--- start Given information ---

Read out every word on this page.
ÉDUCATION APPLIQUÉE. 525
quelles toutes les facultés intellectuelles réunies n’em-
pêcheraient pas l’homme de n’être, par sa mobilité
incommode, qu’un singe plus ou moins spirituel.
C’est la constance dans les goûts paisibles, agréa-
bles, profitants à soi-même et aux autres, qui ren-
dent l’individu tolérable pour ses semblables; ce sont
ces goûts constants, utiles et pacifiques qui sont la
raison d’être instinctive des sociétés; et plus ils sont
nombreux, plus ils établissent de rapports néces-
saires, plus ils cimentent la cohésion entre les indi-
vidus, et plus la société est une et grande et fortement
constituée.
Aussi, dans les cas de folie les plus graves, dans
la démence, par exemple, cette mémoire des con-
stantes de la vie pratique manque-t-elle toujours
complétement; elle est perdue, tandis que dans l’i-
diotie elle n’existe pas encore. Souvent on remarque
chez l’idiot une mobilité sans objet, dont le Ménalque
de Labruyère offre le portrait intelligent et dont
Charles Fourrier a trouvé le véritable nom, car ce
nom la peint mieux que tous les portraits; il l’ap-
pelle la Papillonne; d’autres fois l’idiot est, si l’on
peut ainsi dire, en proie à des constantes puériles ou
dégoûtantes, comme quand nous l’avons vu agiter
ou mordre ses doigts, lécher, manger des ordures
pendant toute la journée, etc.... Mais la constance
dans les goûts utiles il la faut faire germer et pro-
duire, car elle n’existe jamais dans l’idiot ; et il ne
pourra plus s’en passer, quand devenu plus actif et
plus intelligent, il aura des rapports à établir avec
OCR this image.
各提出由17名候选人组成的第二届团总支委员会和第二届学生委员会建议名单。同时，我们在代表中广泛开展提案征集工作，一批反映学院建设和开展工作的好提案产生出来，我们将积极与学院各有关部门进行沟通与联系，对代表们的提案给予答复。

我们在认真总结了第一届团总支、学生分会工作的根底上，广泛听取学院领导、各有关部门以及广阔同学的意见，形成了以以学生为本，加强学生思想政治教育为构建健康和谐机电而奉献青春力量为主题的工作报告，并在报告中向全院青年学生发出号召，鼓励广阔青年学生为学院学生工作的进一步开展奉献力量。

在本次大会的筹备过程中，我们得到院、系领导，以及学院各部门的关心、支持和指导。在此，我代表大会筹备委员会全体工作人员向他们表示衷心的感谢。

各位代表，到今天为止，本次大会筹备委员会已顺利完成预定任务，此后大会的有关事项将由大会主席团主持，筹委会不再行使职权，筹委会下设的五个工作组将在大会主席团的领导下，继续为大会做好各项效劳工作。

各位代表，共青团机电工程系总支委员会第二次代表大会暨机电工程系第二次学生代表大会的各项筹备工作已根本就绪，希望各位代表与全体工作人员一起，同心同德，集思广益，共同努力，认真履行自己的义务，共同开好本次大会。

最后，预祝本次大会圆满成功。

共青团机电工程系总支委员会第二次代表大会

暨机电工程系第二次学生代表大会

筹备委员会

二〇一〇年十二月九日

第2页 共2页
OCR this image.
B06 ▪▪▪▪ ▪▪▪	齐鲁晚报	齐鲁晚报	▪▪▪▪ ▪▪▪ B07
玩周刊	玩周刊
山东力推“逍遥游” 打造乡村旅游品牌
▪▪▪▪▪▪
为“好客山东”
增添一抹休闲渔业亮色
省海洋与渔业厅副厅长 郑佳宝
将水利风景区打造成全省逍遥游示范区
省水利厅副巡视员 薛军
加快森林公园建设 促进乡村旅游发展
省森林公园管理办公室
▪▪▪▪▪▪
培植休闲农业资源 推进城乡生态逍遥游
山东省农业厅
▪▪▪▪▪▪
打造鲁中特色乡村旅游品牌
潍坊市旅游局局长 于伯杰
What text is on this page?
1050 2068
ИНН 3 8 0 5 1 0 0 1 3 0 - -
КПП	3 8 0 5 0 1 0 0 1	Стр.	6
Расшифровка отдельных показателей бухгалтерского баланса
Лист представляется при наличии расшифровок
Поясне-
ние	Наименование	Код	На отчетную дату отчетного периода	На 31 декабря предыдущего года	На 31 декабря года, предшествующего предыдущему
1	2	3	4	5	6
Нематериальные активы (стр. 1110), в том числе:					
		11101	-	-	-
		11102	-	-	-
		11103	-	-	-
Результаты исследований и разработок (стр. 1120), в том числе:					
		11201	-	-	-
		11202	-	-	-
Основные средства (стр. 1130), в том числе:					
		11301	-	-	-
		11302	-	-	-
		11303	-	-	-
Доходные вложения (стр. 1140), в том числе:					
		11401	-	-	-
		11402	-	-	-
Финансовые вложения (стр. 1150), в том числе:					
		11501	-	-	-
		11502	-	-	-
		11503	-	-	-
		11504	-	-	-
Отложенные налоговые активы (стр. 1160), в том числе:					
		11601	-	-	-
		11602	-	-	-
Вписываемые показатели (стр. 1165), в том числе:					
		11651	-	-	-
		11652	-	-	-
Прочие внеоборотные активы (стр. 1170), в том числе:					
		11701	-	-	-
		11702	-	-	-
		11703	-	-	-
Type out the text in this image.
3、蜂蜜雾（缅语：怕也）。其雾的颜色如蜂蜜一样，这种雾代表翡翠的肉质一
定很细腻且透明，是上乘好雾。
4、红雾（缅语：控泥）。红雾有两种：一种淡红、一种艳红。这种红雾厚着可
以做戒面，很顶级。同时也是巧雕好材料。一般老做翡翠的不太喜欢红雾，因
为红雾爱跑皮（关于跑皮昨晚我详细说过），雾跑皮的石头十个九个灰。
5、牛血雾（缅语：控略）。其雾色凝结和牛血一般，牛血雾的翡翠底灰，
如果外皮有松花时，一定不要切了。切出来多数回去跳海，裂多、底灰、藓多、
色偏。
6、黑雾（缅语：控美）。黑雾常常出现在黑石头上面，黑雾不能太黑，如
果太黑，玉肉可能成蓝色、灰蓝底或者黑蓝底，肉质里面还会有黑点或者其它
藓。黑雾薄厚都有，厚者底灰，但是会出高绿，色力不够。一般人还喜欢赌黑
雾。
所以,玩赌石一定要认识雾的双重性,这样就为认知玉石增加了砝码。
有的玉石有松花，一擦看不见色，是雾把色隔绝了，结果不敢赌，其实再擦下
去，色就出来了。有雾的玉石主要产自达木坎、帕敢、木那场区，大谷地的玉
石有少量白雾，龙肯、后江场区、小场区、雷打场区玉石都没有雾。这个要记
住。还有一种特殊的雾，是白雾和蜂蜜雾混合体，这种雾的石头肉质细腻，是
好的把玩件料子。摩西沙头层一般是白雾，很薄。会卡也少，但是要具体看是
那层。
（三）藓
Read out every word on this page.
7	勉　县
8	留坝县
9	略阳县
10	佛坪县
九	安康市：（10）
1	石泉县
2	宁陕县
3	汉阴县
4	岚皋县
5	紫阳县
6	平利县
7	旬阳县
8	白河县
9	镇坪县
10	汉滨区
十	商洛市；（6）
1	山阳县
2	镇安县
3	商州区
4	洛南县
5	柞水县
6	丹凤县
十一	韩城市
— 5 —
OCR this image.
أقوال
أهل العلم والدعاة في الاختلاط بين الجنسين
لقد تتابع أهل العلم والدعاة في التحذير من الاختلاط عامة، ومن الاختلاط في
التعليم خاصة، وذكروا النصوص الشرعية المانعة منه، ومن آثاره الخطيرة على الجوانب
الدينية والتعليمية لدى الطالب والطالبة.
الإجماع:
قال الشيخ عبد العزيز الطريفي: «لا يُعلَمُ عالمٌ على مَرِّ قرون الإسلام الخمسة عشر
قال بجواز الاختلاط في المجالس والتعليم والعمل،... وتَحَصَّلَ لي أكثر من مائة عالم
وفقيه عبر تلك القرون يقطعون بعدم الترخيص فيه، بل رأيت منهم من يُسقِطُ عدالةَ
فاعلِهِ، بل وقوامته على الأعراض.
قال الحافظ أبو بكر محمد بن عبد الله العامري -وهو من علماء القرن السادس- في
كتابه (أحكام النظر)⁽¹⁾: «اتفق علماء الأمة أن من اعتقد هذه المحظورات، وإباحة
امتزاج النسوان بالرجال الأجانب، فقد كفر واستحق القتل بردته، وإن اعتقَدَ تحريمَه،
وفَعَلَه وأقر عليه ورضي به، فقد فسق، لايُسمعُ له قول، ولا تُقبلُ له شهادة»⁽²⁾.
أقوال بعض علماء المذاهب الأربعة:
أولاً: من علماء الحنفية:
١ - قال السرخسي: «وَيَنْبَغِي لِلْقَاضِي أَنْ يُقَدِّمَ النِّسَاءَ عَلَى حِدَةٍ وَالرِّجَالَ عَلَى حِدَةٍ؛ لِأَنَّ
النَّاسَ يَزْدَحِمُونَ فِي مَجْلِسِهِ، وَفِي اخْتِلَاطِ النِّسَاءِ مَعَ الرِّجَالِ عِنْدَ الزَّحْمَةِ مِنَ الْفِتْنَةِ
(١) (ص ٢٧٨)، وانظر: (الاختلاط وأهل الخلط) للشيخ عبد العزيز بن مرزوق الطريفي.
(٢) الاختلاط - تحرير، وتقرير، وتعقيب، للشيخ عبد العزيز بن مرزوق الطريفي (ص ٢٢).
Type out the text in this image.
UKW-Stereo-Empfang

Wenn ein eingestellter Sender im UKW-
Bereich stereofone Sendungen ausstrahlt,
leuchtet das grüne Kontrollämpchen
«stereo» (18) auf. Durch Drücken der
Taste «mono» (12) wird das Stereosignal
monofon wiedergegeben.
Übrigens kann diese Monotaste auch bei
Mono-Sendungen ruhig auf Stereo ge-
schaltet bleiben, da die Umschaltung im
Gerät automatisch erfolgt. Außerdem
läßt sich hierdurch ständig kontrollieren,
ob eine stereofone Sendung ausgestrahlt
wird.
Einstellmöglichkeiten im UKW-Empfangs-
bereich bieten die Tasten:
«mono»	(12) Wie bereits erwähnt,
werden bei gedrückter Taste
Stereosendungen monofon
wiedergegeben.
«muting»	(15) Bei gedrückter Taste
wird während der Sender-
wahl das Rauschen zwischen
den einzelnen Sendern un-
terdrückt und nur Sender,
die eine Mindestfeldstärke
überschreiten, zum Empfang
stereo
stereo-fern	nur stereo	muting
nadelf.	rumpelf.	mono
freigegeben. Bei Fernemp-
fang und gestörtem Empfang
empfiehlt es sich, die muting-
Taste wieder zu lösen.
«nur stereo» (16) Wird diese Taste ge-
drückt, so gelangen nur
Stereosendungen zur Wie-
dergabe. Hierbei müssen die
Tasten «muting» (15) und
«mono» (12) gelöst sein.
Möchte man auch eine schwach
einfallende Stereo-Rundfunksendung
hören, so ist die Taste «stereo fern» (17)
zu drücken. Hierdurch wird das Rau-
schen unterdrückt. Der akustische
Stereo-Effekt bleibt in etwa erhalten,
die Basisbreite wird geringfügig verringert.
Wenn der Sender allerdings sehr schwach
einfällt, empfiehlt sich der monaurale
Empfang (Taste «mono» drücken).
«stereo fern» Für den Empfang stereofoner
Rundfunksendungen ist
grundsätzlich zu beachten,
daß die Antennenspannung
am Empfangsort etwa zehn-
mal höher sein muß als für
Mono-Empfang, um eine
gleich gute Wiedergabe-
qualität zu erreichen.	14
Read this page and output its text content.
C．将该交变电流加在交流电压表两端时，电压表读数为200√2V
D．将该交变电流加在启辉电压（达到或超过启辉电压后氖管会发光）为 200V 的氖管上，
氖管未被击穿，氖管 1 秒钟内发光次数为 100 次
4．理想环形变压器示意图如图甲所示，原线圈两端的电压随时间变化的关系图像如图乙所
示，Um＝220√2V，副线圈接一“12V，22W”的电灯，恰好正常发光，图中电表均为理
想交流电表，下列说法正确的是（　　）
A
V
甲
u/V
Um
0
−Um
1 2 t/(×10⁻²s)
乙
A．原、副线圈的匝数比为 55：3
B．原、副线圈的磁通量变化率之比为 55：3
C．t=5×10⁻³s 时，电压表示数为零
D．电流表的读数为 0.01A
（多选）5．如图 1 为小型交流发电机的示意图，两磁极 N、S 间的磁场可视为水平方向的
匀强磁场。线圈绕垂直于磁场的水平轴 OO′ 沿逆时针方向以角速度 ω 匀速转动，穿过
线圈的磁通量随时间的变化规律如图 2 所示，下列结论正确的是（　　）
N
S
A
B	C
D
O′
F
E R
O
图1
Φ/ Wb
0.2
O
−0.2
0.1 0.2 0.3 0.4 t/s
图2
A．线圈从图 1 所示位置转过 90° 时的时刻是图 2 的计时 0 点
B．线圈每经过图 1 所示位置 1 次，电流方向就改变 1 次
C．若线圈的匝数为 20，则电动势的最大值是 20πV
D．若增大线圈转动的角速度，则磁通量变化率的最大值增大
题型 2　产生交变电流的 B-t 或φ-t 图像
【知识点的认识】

--- end Given information ---

Copy out every line of the data that includes the word "diese".

Completed exercise
Übrigens kann diese Monotaste auch bei
«nur stereo» (16) Wird diese Taste ge-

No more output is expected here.